### [THE EXERCISE]
Copy all lines below containing "указа".

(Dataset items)
________________________________________
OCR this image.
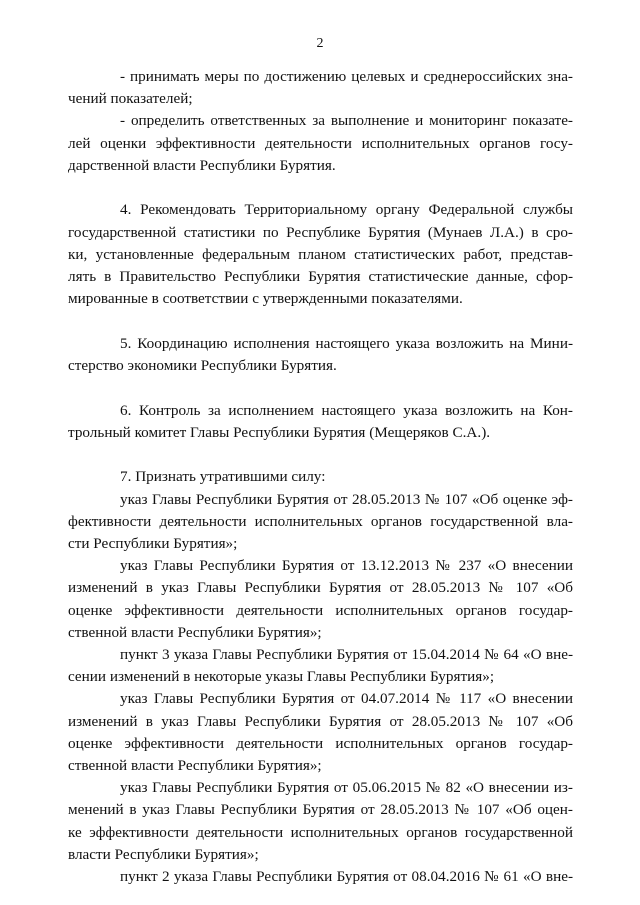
2
- принимать меры по достижению целевых и среднероссийских зна-
чений показателей;
- определить ответственных за выполнение и мониторинг показате-
лей оценки эффективности деятельности исполнительных органов госу-
дарственной власти Республики Бурятия.
4. Рекомендовать Территориальному органу Федеральной службы
государственной статистики по Республике Бурятия (Мунаев Л.А.) в сро-
ки, установленные федеральным планом статистических работ, представ-
лять в Правительство Республики Бурятия статистические данные, сфор-
мированные в соответствии с утвержденными показателями.
5. Координацию исполнения настоящего указа возложить на Мини-
стерство экономики Республики Бурятия.
6. Контроль за исполнением настоящего указа возложить на Кон-
трольный комитет Главы Республики Бурятия (Мещеряков С.А.).
7. Признать утратившими силу:
указ Главы Республики Бурятия от 28.05.2013 № 107 «Об оценке эф-
фективности деятельности исполнительных органов государственной вла-
сти Республики Бурятия»;
указ Главы Республики Бурятия от 13.12.2013 № 237 «О внесении
изменений в указ Главы Республики Бурятия от 28.05.2013 № 107 «Об
оценке эффективности деятельности исполнительных органов государ-
ственной власти Республики Бурятия»;
пункт 3 указа Главы Республики Бурятия от 15.04.2014 № 64 «О вне-
сении изменений в некоторые указы Главы Республики Бурятия»;
указ Главы Республики Бурятия от 04.07.2014 № 117 «О внесении
изменений в указ Главы Республики Бурятия от 28.05.2013 № 107 «Об
оценке эффективности деятельности исполнительных органов государ-
ственной власти Республики Бурятия»;
указ Главы Республики Бурятия от 05.06.2015 № 82 «О внесении из-
менений в указ Главы Республики Бурятия от 28.05.2013 № 107 «Об оцен-
ке эффективности деятельности исполнительных органов государственной
власти Республики Бурятия»;
пункт 2 указа Главы Республики Бурятия от 08.04.2016 № 61 «О вне-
________________________________________
### [TASK SOLUTION]
5. Координацию исполнения настоящего указа возложить на Мини-
6. Контроль за исполнением настоящего указа возложить на Кон-
пункт 3 указа Главы Республики Бурятия от 15.04.2014 № 64 «О вне-
пункт 2 указа Главы Республики Бурятия от 08.04.2016 № 61 «О вне-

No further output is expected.